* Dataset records
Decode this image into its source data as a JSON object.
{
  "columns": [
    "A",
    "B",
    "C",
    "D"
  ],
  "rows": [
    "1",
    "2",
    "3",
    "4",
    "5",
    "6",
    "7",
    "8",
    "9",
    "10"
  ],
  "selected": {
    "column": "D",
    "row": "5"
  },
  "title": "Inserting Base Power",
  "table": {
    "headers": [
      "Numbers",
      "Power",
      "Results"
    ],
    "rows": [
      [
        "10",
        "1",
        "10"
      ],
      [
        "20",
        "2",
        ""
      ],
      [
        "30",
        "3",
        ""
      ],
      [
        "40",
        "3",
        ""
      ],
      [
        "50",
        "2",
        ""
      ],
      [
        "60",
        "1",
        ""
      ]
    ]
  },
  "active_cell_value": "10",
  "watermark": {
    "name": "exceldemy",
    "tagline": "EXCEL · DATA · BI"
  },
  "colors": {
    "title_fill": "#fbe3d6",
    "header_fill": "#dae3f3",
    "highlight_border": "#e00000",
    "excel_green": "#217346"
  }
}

* What to work on
Write out the whole listing again. Match it word for word.

* Response for this exercise
Decode this image into its source data as a JSON object.
{
  "columns": [
    "A",
    "B",
    "C",
    "D"
  ],
  "rows": [
    "1",
    "2",
    "3",
    "4",
    "5",
    "6",
    "7",
    "8",
    "9",
    "10"
  ],
  "selected": {
    "column": "D",
    "row": "5"
  },
  "title": "Inserting Base Power",
  "table": {
    "headers": [
      "Numbers",
      "Power",
      "Results"
    ],
    "rows": [
      [
        "10",
        "1",
        "10"
      ],
      [
        "20",
        "2",
        ""
      ],
      [
        "30",
        "3",
        ""
      ],
      [
        "40",
        "3",
        ""
      ],
      [
        "50",
        "2",
        ""
      ],
      [
        "60",
        "1",
        ""
      ]
    ]
  },
  "active_cell_value": "10",
  "watermark": {
    "name": "exceldemy",
    "tagline": "EXCEL · DATA · BI"
  },
  "colors": {
    "title_fill": "#fbe3d6",
    "header_fill": "#dae3f3",
    "highlight_border": "#e00000",
    "excel_green": "#217346"
  }
}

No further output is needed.